## Written request
Render every entry exactly as it appears.

########

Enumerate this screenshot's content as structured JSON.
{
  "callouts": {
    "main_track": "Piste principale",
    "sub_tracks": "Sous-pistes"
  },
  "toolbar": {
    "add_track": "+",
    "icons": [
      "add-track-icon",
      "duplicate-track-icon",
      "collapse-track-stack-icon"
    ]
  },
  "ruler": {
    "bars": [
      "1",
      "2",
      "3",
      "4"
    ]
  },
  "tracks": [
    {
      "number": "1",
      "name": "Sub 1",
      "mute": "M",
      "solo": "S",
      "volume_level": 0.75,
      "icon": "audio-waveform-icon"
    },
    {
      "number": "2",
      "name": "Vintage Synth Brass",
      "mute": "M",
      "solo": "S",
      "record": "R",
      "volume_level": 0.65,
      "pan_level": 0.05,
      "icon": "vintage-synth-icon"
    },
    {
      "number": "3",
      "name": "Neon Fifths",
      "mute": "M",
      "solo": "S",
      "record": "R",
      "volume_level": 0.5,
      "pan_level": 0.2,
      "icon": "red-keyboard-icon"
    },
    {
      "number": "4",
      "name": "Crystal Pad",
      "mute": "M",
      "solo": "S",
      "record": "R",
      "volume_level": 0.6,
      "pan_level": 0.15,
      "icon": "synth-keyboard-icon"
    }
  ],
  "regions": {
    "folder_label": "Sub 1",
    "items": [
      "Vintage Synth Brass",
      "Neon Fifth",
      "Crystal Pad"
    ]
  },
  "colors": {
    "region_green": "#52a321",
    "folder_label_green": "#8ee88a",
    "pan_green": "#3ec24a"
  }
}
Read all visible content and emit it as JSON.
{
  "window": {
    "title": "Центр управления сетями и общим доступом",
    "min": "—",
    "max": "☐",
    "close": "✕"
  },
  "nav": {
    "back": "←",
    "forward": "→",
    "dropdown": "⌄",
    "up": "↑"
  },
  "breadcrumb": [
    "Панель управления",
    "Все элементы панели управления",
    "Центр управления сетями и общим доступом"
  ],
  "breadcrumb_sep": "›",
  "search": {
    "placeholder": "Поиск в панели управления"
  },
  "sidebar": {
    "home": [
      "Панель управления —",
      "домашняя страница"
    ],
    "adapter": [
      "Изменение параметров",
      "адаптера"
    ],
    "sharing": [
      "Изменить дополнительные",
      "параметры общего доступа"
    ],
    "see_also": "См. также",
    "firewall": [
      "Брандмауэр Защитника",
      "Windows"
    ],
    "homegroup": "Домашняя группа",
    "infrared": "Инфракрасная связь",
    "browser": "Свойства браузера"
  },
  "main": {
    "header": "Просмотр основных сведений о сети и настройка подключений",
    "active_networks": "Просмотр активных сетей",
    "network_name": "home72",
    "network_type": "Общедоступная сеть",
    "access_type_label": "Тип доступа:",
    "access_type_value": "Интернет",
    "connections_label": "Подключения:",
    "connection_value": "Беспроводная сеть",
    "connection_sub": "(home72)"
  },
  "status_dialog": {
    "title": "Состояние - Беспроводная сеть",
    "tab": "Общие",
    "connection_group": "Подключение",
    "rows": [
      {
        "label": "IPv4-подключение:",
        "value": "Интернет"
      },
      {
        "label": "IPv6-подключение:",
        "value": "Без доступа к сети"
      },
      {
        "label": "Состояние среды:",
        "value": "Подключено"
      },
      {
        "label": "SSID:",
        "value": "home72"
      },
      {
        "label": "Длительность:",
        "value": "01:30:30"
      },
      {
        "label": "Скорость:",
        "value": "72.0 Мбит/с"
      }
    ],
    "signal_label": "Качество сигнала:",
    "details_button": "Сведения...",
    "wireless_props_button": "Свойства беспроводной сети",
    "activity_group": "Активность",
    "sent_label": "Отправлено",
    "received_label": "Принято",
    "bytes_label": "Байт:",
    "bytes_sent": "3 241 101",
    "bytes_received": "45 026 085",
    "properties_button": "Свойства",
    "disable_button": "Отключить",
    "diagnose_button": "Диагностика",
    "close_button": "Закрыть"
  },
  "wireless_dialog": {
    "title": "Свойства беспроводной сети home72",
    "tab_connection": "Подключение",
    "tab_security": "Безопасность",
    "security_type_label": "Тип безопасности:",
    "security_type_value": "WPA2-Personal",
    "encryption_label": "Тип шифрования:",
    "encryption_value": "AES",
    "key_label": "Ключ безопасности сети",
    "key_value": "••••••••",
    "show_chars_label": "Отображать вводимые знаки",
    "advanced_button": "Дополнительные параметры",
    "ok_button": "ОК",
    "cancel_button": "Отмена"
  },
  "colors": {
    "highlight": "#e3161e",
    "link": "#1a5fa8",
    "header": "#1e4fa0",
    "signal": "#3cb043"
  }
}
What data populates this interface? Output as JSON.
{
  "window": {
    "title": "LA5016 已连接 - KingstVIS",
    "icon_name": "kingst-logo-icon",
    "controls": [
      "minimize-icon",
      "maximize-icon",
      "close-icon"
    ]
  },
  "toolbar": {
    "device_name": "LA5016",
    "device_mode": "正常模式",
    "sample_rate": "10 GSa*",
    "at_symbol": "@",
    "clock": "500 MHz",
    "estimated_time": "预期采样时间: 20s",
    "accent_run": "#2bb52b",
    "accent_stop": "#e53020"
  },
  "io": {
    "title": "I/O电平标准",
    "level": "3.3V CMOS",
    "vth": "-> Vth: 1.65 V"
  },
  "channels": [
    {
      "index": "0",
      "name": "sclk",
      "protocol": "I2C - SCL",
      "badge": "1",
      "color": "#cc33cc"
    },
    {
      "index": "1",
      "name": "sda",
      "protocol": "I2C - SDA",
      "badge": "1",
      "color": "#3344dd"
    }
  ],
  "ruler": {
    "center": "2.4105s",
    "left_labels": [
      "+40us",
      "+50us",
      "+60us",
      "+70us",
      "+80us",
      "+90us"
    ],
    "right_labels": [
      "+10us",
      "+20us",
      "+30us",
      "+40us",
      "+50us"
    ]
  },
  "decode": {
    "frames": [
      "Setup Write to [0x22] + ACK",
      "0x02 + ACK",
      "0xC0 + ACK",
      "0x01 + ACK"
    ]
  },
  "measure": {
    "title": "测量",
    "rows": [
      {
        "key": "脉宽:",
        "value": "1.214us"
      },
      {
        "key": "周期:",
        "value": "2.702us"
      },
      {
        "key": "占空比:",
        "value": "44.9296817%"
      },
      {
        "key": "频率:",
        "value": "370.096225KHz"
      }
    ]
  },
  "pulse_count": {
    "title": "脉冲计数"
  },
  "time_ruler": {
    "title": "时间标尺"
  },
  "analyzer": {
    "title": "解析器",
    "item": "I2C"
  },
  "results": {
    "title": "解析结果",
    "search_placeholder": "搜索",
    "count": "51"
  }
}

########

## Answer to this problem
Enumerate this screenshot's content as structured JSON.
{
  "callouts": {
    "main_track": "Piste principale",
    "sub_tracks": "Sous-pistes"
  },
  "toolbar": {
    "add_track": "+",
    "icons": [
      "add-track-icon",
      "duplicate-track-icon",
      "collapse-track-stack-icon"
    ]
  },
  "ruler": {
    "bars": [
      "1",
      "2",
      "3",
      "4"
    ]
  },
  "tracks": [
    {
      "number": "1",
      "name": "Sub 1",
      "mute": "M",
      "solo": "S",
      "volume_level": 0.75,
      "icon": "audio-waveform-icon"
    },
    {
      "number": "2",
      "name": "Vintage Synth Brass",
      "mute": "M",
      "solo": "S",
      "record": "R",
      "volume_level": 0.65,
      "pan_level": 0.05,
      "icon": "vintage-synth-icon"
    },
    {
      "number": "3",
      "name": "Neon Fifths",
      "mute": "M",
      "solo": "S",
      "record": "R",
      "volume_level": 0.5,
      "pan_level": 0.2,
      "icon": "red-keyboard-icon"
    },
    {
      "number": "4",
      "name": "Crystal Pad",
      "mute": "M",
      "solo": "S",
      "record": "R",
      "volume_level": 0.6,
      "pan_level": 0.15,
      "icon": "synth-keyboard-icon"
    }
  ],
  "regions": {
    "folder_label": "Sub 1",
    "items": [
      "Vintage Synth Brass",
      "Neon Fifth",
      "Crystal Pad"
    ]
  },
  "colors": {
    "region_green": "#52a321",
    "folder_label_green": "#8ee88a",
    "pan_green": "#3ec24a"
  }
}
Read all visible content and emit it as JSON.
{
  "window": {
    "title": "Центр управления сетями и общим доступом",
    "min": "—",
    "max": "☐",
    "close": "✕"
  },
  "nav": {
    "back": "←",
    "forward": "→",
    "dropdown": "⌄",
    "up": "↑"
  },
  "breadcrumb": [
    "Панель управления",
    "Все элементы панели управления",
    "Центр управления сетями и общим доступом"
  ],
  "breadcrumb_sep": "›",
  "search": {
    "placeholder": "Поиск в панели управления"
  },
  "sidebar": {
    "home": [
      "Панель управления —",
      "домашняя страница"
    ],
    "adapter": [
      "Изменение параметров",
      "адаптера"
    ],
    "sharing": [
      "Изменить дополнительные",
      "параметры общего доступа"
    ],
    "see_also": "См. также",
    "firewall": [
      "Брандмауэр Защитника",
      "Windows"
    ],
    "homegroup": "Домашняя группа",
    "infrared": "Инфракрасная связь",
    "browser": "Свойства браузера"
  },
  "main": {
    "header": "Просмотр основных сведений о сети и настройка подключений",
    "active_networks": "Просмотр активных сетей",
    "network_name": "home72",
    "network_type": "Общедоступная сеть",
    "access_type_label": "Тип доступа:",
    "access_type_value": "Интернет",
    "connections_label": "Подключения:",
    "connection_value": "Беспроводная сеть",
    "connection_sub": "(home72)"
  },
  "status_dialog": {
    "title": "Состояние - Беспроводная сеть",
    "tab": "Общие",
    "connection_group": "Подключение",
    "rows": [
      {
        "label": "IPv4-подключение:",
        "value": "Интернет"
      },
      {
        "label": "IPv6-подключение:",
        "value": "Без доступа к сети"
      },
      {
        "label": "Состояние среды:",
        "value": "Подключено"
      },
      {
        "label": "SSID:",
        "value": "home72"
      },
      {
        "label": "Длительность:",
        "value": "01:30:30"
      },
      {
        "label": "Скорость:",
        "value": "72.0 Мбит/с"
      }
    ],
    "signal_label": "Качество сигнала:",
    "details_button": "Сведения...",
    "wireless_props_button": "Свойства беспроводной сети",
    "activity_group": "Активность",
    "sent_label": "Отправлено",
    "received_label": "Принято",
    "bytes_label": "Байт:",
    "bytes_sent": "3 241 101",
    "bytes_received": "45 026 085",
    "properties_button": "Свойства",
    "disable_button": "Отключить",
    "diagnose_button": "Диагностика",
    "close_button": "Закрыть"
  },
  "wireless_dialog": {
    "title": "Свойства беспроводной сети home72",
    "tab_connection": "Подключение",
    "tab_security": "Безопасность",
    "security_type_label": "Тип безопасности:",
    "security_type_value": "WPA2-Personal",
    "encryption_label": "Тип шифрования:",
    "encryption_value": "AES",
    "key_label": "Ключ безопасности сети",
    "key_value": "••••••••",
    "show_chars_label": "Отображать вводимые знаки",
    "advanced_button": "Дополнительные параметры",
    "ok_button": "ОК",
    "cancel_button": "Отмена"
  },
  "colors": {
    "highlight": "#e3161e",
    "link": "#1a5fa8",
    "header": "#1e4fa0",
    "signal": "#3cb043"
  }
}
What data populates this interface? Output as JSON.
{
  "window": {
    "title": "LA5016 已连接 - KingstVIS",
    "icon_name": "kingst-logo-icon",
    "controls": [
      "minimize-icon",
      "maximize-icon",
      "close-icon"
    ]
  },
  "toolbar": {
    "device_name": "LA5016",
    "device_mode": "正常模式",
    "sample_rate": "10 GSa*",
    "at_symbol": "@",
    "clock": "500 MHz",
    "estimated_time": "预期采样时间: 20s",
    "accent_run": "#2bb52b",
    "accent_stop": "#e53020"
  },
  "io": {
    "title": "I/O电平标准",
    "level": "3.3V CMOS",
    "vth": "-> Vth: 1.65 V"
  },
  "channels": [
    {
      "index": "0",
      "name": "sclk",
      "protocol": "I2C - SCL",
      "badge": "1",
      "color": "#cc33cc"
    },
    {
      "index": "1",
      "name": "sda",
      "protocol": "I2C - SDA",
      "badge": "1",
      "color": "#3344dd"
    }
  ],
  "ruler": {
    "center": "2.4105s",
    "left_labels": [
      "+40us",
      "+50us",
      "+60us",
      "+70us",
      "+80us",
      "+90us"
    ],
    "right_labels": [
      "+10us",
      "+20us",
      "+30us",
      "+40us",
      "+50us"
    ]
  },
  "decode": {
    "frames": [
      "Setup Write to [0x22] + ACK",
      "0x02 + ACK",
      "0xC0 + ACK",
      "0x01 + ACK"
    ]
  },
  "measure": {
    "title": "测量",
    "rows": [
      {
        "key": "脉宽:",
        "value": "1.214us"
      },
      {
        "key": "周期:",
        "value": "2.702us"
      },
      {
        "key": "占空比:",
        "value": "44.9296817%"
      },
      {
        "key": "频率:",
        "value": "370.096225KHz"
      }
    ]
  },
  "pulse_count": {
    "title": "脉冲计数"
  },
  "time_ruler": {
    "title": "时间标尺"
  },
  "analyzer": {
    "title": "解析器",
    "item": "I2C"
  },
  "results": {
    "title": "解析结果",
    "search_placeholder": "搜索",
    "count": "51"
  }
}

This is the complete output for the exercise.